WHAT YOU WILL DO
Lines that include the word "college" are the ones to copy.

Records contained in a dataset:

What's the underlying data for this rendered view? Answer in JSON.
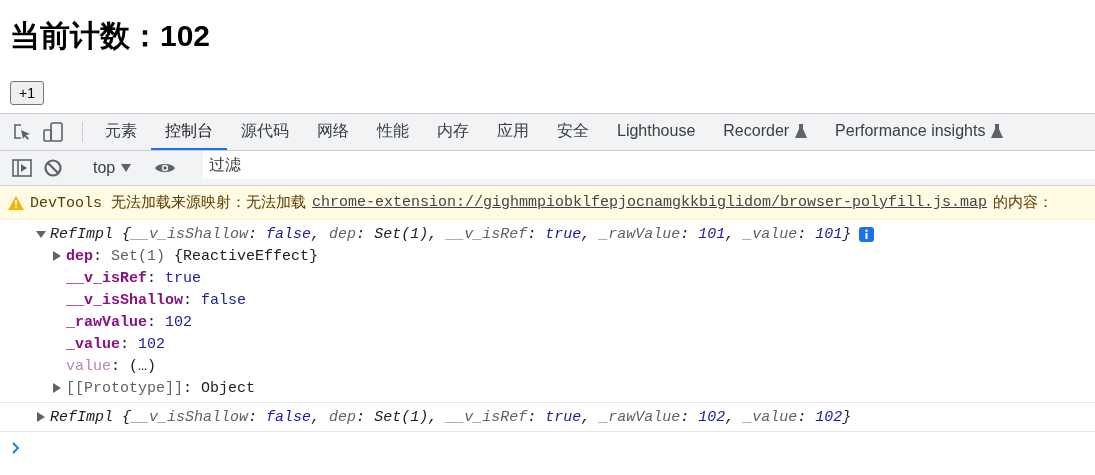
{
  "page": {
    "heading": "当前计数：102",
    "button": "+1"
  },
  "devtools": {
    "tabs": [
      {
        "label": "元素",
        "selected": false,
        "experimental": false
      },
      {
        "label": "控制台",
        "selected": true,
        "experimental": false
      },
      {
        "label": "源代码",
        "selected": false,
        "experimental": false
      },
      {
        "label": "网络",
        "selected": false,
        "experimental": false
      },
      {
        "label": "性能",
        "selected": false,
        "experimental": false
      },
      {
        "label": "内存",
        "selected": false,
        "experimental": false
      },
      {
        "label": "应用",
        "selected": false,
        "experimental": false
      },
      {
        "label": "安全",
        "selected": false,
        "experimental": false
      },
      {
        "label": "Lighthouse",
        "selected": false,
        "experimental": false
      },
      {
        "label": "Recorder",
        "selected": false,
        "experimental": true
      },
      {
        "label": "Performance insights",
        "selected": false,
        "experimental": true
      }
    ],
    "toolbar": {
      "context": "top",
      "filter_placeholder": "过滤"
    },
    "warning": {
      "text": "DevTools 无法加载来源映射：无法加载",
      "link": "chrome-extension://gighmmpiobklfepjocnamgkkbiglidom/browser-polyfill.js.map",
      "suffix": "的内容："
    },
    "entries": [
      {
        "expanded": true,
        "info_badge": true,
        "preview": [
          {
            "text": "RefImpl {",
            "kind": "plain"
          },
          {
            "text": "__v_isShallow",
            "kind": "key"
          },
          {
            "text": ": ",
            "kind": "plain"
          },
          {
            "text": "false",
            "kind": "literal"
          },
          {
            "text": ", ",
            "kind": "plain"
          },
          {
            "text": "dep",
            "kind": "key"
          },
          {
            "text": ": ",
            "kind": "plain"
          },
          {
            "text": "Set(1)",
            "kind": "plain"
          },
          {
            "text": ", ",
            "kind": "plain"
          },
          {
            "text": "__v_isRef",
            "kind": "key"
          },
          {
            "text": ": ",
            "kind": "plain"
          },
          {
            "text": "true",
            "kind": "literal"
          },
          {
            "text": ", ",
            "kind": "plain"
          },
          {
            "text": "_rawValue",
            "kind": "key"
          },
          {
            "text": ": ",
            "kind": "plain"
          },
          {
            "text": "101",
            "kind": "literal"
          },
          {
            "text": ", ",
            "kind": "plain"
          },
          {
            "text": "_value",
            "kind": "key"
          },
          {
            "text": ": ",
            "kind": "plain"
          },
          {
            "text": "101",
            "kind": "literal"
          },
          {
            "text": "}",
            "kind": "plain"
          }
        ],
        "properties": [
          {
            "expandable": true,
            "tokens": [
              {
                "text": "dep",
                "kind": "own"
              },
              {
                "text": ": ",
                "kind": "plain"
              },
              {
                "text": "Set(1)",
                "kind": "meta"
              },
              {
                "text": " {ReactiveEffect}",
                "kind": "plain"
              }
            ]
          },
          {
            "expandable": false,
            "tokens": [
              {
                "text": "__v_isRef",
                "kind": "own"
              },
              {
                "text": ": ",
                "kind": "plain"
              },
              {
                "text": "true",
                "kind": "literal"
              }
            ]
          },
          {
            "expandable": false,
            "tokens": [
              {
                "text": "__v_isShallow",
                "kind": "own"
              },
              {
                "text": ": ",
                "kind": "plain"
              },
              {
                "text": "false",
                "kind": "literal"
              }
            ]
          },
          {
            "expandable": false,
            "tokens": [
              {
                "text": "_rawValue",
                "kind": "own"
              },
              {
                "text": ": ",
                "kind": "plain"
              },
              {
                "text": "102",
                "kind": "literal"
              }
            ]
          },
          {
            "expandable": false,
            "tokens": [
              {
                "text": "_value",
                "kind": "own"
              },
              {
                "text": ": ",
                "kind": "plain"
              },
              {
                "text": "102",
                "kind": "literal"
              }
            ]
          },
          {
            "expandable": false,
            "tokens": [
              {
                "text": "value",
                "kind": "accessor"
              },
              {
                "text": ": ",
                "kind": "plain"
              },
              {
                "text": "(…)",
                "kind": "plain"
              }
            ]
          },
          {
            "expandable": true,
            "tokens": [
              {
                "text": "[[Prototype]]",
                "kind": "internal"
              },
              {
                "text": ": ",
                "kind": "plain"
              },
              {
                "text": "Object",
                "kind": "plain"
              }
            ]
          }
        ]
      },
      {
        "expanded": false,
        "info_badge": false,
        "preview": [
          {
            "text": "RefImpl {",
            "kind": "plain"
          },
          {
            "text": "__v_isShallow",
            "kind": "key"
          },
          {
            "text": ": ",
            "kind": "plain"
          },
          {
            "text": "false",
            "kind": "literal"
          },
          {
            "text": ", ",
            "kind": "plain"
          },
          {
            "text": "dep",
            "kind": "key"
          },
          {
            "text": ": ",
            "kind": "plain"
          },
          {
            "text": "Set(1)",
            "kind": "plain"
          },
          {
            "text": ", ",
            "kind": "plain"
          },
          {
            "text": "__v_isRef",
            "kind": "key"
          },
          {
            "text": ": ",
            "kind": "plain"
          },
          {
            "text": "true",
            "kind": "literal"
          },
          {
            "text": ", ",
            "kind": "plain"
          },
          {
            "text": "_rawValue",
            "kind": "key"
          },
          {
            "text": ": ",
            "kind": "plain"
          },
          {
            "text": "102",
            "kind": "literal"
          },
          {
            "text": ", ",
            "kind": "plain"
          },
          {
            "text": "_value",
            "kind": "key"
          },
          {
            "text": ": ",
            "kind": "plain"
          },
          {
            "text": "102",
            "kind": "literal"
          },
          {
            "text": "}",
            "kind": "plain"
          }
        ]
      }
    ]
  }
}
---
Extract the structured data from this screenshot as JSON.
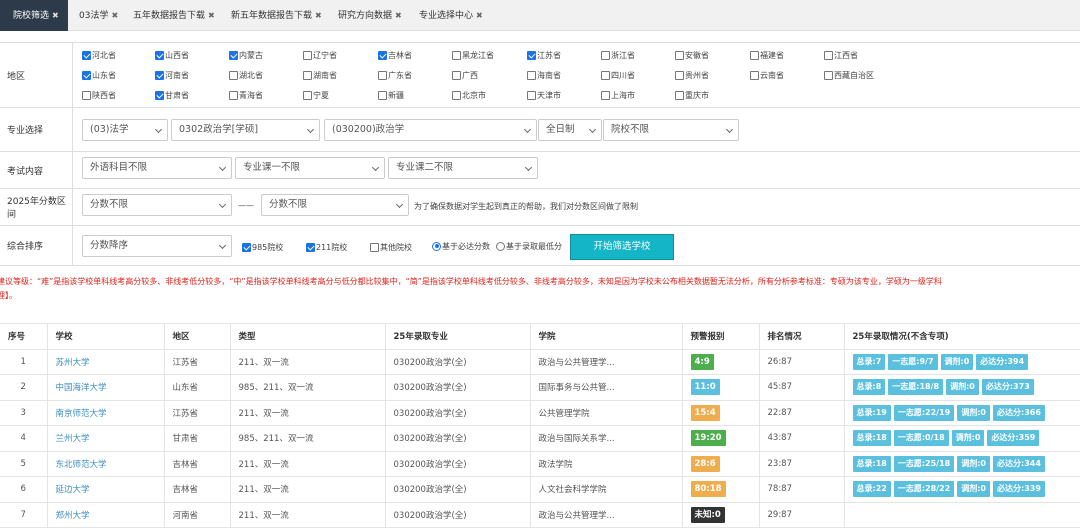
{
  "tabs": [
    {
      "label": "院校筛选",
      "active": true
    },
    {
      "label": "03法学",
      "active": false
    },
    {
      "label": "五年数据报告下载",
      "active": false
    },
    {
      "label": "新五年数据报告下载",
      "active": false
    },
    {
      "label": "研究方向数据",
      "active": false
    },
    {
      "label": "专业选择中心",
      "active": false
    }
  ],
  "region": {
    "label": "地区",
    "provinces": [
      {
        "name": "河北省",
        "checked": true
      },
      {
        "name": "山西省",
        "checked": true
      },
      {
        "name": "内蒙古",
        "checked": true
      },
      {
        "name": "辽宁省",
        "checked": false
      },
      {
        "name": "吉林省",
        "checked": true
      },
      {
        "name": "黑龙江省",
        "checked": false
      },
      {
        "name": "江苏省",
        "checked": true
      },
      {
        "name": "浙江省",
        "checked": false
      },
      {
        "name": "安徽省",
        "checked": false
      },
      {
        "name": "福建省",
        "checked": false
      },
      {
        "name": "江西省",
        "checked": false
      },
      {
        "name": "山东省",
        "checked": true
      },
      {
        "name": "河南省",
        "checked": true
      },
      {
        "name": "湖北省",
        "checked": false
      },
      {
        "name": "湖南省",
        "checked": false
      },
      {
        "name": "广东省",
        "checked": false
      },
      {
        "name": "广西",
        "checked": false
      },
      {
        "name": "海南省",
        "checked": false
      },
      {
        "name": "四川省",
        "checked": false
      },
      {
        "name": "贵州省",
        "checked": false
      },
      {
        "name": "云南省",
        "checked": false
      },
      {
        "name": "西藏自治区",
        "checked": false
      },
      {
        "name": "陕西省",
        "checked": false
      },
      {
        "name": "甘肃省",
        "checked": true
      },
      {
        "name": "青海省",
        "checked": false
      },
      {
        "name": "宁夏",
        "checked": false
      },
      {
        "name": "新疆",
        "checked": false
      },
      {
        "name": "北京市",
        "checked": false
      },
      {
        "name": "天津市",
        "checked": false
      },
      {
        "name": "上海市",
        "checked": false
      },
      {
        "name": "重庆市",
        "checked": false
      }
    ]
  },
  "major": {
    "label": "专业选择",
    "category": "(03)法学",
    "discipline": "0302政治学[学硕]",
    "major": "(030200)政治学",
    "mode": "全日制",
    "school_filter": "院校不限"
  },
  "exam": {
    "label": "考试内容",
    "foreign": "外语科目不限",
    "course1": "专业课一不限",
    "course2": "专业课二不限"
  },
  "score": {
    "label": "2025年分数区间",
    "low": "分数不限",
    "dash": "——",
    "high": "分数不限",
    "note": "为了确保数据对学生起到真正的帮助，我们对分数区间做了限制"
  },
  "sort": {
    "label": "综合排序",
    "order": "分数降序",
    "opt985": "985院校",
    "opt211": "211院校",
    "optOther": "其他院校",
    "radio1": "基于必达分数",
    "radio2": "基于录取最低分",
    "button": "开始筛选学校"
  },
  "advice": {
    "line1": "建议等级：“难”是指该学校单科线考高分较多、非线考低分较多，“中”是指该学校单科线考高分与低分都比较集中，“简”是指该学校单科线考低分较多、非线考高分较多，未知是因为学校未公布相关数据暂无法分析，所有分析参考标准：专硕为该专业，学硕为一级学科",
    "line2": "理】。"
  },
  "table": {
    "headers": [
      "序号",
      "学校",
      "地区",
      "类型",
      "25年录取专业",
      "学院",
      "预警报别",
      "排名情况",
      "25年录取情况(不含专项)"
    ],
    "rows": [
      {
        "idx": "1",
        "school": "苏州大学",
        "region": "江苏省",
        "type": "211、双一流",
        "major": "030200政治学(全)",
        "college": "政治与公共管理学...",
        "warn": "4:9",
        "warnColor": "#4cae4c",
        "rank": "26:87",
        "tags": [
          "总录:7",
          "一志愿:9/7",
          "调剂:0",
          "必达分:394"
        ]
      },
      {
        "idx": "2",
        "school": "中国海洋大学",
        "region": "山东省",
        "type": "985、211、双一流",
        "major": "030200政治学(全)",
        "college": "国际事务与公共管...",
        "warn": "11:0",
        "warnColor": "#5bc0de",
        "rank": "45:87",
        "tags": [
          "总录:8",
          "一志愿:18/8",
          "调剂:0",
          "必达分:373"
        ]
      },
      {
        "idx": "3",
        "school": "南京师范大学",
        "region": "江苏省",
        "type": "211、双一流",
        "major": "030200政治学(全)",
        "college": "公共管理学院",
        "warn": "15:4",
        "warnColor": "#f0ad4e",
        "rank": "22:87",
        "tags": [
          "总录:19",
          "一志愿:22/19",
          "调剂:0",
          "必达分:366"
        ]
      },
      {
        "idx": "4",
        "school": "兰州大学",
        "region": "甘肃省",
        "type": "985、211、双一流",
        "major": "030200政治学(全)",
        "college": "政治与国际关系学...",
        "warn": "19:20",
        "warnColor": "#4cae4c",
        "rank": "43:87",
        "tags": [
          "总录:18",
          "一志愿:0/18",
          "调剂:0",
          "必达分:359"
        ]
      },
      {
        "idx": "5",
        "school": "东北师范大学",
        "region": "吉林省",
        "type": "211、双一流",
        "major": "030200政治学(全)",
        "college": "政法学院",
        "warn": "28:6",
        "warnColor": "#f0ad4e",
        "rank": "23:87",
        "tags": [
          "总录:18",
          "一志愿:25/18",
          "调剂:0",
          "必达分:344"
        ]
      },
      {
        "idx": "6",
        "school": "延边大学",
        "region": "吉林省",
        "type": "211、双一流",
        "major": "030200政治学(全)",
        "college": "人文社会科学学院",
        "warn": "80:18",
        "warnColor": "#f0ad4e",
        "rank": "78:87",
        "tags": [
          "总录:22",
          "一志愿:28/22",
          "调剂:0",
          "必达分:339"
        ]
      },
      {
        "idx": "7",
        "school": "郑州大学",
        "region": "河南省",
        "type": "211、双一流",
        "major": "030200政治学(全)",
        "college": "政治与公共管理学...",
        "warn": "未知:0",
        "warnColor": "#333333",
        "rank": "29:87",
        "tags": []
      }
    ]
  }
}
---
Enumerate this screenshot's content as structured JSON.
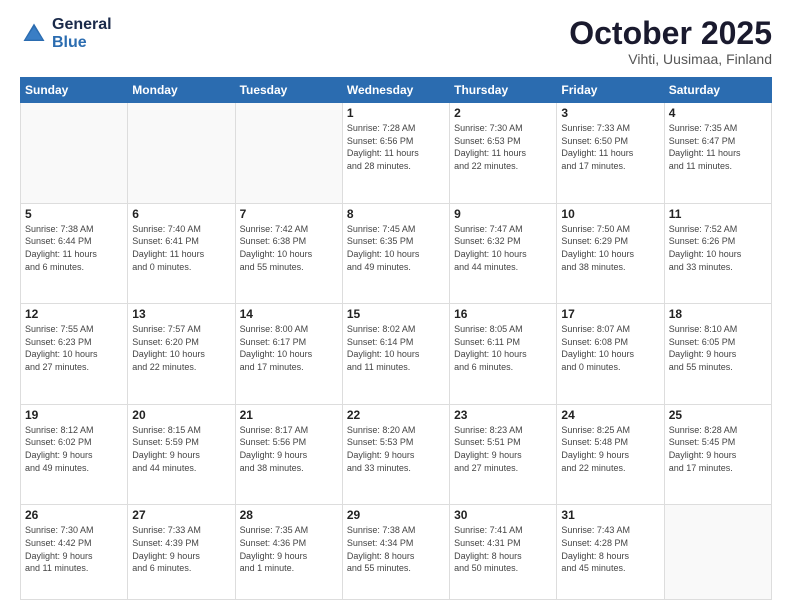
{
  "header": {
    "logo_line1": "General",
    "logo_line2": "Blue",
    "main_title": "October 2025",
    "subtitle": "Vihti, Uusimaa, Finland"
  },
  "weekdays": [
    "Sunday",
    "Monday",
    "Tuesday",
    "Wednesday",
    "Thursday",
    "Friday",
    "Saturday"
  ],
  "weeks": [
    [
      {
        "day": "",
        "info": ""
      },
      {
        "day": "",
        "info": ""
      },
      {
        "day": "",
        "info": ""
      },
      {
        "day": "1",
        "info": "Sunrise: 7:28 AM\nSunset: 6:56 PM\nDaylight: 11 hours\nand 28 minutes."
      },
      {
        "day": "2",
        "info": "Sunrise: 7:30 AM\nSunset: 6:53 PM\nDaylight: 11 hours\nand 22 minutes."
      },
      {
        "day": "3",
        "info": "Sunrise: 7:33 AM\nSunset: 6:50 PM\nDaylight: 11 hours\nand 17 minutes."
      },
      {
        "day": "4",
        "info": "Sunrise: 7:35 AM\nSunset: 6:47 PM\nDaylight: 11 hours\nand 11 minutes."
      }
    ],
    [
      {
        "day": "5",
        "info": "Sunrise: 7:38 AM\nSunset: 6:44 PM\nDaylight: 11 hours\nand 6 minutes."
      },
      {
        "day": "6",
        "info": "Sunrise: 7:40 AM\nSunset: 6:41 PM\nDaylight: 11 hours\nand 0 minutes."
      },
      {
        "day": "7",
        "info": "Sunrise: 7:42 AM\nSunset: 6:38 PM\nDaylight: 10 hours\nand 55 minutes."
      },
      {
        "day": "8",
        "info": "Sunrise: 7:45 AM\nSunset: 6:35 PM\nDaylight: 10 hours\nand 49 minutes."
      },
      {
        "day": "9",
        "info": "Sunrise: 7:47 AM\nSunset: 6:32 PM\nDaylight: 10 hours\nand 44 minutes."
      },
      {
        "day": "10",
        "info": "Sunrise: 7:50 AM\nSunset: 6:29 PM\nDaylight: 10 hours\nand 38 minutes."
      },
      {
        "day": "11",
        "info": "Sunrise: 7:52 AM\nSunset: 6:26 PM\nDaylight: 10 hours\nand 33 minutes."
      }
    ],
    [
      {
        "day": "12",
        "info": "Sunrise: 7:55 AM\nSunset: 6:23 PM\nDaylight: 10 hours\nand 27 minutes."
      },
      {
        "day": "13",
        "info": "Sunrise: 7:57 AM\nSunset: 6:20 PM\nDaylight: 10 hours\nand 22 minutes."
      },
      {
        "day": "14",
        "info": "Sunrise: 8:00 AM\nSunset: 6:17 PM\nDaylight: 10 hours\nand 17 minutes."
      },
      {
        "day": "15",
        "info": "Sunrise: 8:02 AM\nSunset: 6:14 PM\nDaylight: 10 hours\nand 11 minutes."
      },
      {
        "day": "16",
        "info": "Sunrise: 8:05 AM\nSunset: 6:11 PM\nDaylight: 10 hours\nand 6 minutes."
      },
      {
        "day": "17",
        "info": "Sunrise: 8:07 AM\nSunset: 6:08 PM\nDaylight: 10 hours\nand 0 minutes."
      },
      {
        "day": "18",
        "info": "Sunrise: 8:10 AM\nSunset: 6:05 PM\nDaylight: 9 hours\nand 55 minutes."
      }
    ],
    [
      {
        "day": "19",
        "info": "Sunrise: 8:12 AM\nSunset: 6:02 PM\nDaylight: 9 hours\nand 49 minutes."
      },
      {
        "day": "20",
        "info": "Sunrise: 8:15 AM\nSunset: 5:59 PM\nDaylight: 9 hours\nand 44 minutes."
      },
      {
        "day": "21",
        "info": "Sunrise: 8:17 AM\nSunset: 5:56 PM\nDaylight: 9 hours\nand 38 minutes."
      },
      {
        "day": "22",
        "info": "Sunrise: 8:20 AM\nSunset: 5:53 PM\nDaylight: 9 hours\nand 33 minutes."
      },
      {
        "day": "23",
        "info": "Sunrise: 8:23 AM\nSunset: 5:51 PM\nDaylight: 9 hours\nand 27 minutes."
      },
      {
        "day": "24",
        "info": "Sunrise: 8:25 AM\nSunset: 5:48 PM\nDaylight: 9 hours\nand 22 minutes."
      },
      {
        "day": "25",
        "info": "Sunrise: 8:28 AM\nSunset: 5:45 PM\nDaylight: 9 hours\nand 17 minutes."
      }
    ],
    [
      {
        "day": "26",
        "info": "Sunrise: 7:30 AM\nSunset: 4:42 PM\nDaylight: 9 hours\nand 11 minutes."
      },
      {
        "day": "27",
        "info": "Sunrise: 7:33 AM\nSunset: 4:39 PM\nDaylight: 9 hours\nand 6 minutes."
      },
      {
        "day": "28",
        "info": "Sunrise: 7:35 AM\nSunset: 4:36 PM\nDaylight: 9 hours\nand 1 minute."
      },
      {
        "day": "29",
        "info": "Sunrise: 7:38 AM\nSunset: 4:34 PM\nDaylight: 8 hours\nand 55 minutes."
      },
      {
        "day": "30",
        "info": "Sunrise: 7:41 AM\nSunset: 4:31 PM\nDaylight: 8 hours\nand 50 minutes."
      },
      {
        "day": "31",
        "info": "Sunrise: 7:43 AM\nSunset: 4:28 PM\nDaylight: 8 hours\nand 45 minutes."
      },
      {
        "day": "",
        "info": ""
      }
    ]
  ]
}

ANSWER FOR THIS EXERCISE
        "college": "政治与公共管理学...",
        "college": "国际事务与公共管...",
        "college": "公共管理学院",
        "college": "政治与国际关系学...",
        "college": "政法学院",
        "college": "人文社会科学学院",
        "college": "政治与公共管理学...",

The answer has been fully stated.